Part of a data file
** BEGIN **
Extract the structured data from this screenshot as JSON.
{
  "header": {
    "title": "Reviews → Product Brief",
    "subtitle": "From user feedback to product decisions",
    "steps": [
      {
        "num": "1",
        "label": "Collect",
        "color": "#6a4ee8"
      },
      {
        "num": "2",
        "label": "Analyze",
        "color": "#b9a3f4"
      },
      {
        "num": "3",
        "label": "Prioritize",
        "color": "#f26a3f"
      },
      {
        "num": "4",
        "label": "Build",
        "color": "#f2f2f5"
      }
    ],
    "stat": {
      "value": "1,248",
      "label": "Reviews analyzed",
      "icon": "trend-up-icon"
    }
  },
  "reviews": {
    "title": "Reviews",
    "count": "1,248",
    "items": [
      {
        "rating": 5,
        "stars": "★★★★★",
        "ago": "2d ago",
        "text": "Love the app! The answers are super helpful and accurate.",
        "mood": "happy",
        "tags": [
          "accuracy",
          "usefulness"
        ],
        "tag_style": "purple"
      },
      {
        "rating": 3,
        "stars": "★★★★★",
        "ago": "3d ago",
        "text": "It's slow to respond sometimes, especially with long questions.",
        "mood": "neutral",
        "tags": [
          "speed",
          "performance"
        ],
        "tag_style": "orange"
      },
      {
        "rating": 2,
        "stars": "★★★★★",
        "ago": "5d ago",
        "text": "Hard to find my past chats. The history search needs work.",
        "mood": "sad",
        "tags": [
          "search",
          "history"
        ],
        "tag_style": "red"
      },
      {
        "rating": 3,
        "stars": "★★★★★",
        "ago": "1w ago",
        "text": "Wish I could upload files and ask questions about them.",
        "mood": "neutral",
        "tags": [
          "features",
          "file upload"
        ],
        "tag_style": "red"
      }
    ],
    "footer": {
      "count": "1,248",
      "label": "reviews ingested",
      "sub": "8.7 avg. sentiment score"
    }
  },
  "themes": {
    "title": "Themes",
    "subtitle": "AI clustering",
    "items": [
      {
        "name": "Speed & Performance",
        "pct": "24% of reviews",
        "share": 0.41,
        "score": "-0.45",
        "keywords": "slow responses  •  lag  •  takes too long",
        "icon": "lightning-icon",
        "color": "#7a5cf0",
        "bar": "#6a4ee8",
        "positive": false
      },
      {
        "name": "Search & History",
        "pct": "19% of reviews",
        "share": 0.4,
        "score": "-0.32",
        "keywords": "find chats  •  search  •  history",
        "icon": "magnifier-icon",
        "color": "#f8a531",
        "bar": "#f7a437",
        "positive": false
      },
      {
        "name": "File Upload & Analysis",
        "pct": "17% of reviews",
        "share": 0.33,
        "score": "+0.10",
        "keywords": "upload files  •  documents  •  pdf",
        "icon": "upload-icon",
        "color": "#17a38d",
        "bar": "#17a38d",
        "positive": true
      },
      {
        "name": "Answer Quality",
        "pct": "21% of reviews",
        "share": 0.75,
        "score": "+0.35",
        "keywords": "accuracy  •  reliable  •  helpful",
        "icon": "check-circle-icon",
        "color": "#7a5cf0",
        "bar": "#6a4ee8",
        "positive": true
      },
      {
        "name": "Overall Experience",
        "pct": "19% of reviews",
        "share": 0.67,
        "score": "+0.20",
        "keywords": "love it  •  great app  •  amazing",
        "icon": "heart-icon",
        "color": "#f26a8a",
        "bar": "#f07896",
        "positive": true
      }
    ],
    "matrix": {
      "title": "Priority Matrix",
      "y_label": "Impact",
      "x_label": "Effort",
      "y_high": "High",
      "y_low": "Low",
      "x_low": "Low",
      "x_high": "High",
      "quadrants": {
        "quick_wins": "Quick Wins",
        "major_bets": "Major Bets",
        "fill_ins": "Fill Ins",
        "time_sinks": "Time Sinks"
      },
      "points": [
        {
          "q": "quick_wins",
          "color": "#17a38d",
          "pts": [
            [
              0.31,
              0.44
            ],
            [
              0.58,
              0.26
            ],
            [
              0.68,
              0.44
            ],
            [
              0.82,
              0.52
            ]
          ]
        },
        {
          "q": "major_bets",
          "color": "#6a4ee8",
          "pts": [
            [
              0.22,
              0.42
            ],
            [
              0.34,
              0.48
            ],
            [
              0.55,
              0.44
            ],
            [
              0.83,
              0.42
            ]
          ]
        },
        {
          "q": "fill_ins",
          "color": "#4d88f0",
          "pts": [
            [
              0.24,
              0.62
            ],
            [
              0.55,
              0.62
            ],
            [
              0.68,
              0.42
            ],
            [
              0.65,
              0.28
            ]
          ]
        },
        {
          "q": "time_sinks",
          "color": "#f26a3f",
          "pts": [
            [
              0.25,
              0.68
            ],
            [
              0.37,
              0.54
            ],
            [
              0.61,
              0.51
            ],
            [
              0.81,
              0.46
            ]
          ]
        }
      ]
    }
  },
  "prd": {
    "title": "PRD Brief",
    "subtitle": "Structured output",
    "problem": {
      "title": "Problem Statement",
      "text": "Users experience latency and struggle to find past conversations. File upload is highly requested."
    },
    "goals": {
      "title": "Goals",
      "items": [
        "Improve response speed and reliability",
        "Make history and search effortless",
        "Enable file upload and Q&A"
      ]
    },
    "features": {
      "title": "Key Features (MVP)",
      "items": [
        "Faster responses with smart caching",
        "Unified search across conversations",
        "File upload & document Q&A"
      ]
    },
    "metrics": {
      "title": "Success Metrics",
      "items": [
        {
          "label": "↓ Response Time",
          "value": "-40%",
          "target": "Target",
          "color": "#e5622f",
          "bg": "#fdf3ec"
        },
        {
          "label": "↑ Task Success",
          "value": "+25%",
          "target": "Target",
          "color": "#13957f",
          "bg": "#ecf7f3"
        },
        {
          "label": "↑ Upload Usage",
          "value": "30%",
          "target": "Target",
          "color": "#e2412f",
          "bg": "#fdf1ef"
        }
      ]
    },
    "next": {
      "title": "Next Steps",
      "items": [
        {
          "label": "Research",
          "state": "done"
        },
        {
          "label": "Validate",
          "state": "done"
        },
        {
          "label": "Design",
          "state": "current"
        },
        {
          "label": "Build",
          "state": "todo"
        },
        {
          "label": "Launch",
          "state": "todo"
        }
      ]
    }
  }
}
** END **
What needs to be done: Go through the listing and copy all of it exactly.

Written response:
Extract the structured data from this screenshot as JSON.
{
  "header": {
    "title": "Reviews → Product Brief",
    "subtitle": "From user feedback to product decisions",
    "steps": [
      {
        "num": "1",
        "label": "Collect",
        "color": "#6a4ee8"
      },
      {
        "num": "2",
        "label": "Analyze",
        "color": "#b9a3f4"
      },
      {
        "num": "3",
        "label": "Prioritize",
        "color": "#f26a3f"
      },
      {
        "num": "4",
        "label": "Build",
        "color": "#f2f2f5"
      }
    ],
    "stat": {
      "value": "1,248",
      "label": "Reviews analyzed",
      "icon": "trend-up-icon"
    }
  },
  "reviews": {
    "title": "Reviews",
    "count": "1,248",
    "items": [
      {
        "rating": 5,
        "stars": "★★★★★",
        "ago": "2d ago",
        "text": "Love the app! The answers are super helpful and accurate.",
        "mood": "happy",
        "tags": [
          "accuracy",
          "usefulness"
        ],
        "tag_style": "purple"
      },
      {
        "rating": 3,
        "stars": "★★★★★",
        "ago": "3d ago",
        "text": "It's slow to respond sometimes, especially with long questions.",
        "mood": "neutral",
        "tags": [
          "speed",
          "performance"
        ],
        "tag_style": "orange"
      },
      {
        "rating": 2,
        "stars": "★★★★★",
        "ago": "5d ago",
        "text": "Hard to find my past chats. The history search needs work.",
        "mood": "sad",
        "tags": [
          "search",
          "history"
        ],
        "tag_style": "red"
      },
      {
        "rating": 3,
        "stars": "★★★★★",
        "ago": "1w ago",
        "text": "Wish I could upload files and ask questions about them.",
        "mood": "neutral",
        "tags": [
          "features",
          "file upload"
        ],
        "tag_style": "red"
      }
    ],
    "footer": {
      "count": "1,248",
      "label": "reviews ingested",
      "sub": "8.7 avg. sentiment score"
    }
  },
  "themes": {
    "title": "Themes",
    "subtitle": "AI clustering",
    "items": [
      {
        "name": "Speed & Performance",
        "pct": "24% of reviews",
        "share": 0.41,
        "score": "-0.45",
        "keywords": "slow responses  •  lag  •  takes too long",
        "icon": "lightning-icon",
        "color": "#7a5cf0",
        "bar": "#6a4ee8",
        "positive": false
      },
      {
        "name": "Search & History",
        "pct": "19% of reviews",
        "share": 0.4,
        "score": "-0.32",
        "keywords": "find chats  •  search  •  history",
        "icon": "magnifier-icon",
        "color": "#f8a531",
        "bar": "#f7a437",
        "positive": false
      },
      {
        "name": "File Upload & Analysis",
        "pct": "17% of reviews",
        "share": 0.33,
        "score": "+0.10",
        "keywords": "upload files  •  documents  •  pdf",
        "icon": "upload-icon",
        "color": "#17a38d",
        "bar": "#17a38d",
        "positive": true
      },
      {
        "name": "Answer Quality",
        "pct": "21% of reviews",
        "share": 0.75,
        "score": "+0.35",
        "keywords": "accuracy  •  reliable  •  helpful",
        "icon": "check-circle-icon",
        "color": "#7a5cf0",
        "bar": "#6a4ee8",
        "positive": true
      },
      {
        "name": "Overall Experience",
        "pct": "19% of reviews",
        "share": 0.67,
        "score": "+0.20",
        "keywords": "love it  •  great app  •  amazing",
        "icon": "heart-icon",
        "color": "#f26a8a",
        "bar": "#f07896",
        "positive": true
      }
    ],
    "matrix": {
      "title": "Priority Matrix",
      "y_label": "Impact",
      "x_label": "Effort",
      "y_high": "High",
      "y_low": "Low",
      "x_low": "Low",
      "x_high": "High",
      "quadrants": {
        "quick_wins": "Quick Wins",
        "major_bets": "Major Bets",
        "fill_ins": "Fill Ins",
        "time_sinks": "Time Sinks"
      },
      "points": [
        {
          "q": "quick_wins",
          "color": "#17a38d",
          "pts": [
            [
              0.31,
              0.44
            ],
            [
              0.58,
              0.26
            ],
            [
              0.68,
              0.44
            ],
            [
              0.82,
              0.52
            ]
          ]
        },
        {
          "q": "major_bets",
          "color": "#6a4ee8",
          "pts": [
            [
              0.22,
              0.42
            ],
            [
              0.34,
              0.48
            ],
            [
              0.55,
              0.44
            ],
            [
              0.83,
              0.42
            ]
          ]
        },
        {
          "q": "fill_ins",
          "color": "#4d88f0",
          "pts": [
            [
              0.24,
              0.62
            ],
            [
              0.55,
              0.62
            ],
            [
              0.68,
              0.42
            ],
            [
              0.65,
              0.28
            ]
          ]
        },
        {
          "q": "time_sinks",
          "color": "#f26a3f",
          "pts": [
            [
              0.25,
              0.68
            ],
            [
              0.37,
              0.54
            ],
            [
              0.61,
              0.51
            ],
            [
              0.81,
              0.46
            ]
          ]
        }
      ]
    }
  },
  "prd": {
    "title": "PRD Brief",
    "subtitle": "Structured output",
    "problem": {
      "title": "Problem Statement",
      "text": "Users experience latency and struggle to find past conversations. File upload is highly requested."
    },
    "goals": {
      "title": "Goals",
      "items": [
        "Improve response speed and reliability",
        "Make history and search effortless",
        "Enable file upload and Q&A"
      ]
    },
    "features": {
      "title": "Key Features (MVP)",
      "items": [
        "Faster responses with smart caching",
        "Unified search across conversations",
        "File upload & document Q&A"
      ]
    },
    "metrics": {
      "title": "Success Metrics",
      "items": [
        {
          "label": "↓ Response Time",
          "value": "-40%",
          "target": "Target",
          "color": "#e5622f",
          "bg": "#fdf3ec"
        },
        {
          "label": "↑ Task Success",
          "value": "+25%",
          "target": "Target",
          "color": "#13957f",
          "bg": "#ecf7f3"
        },
        {
          "label": "↑ Upload Usage",
          "value": "30%",
          "target": "Target",
          "color": "#e2412f",
          "bg": "#fdf1ef"
        }
      ]
    },
    "next": {
      "title": "Next Steps",
      "items": [
        {
          "label": "Research",
          "state": "done"
        },
        {
          "label": "Validate",
          "state": "done"
        },
        {
          "label": "Design",
          "state": "current"
        },
        {
          "label": "Build",
          "state": "todo"
        },
        {
          "label": "Launch",
          "state": "todo"
        }
      ]
    }
  }
}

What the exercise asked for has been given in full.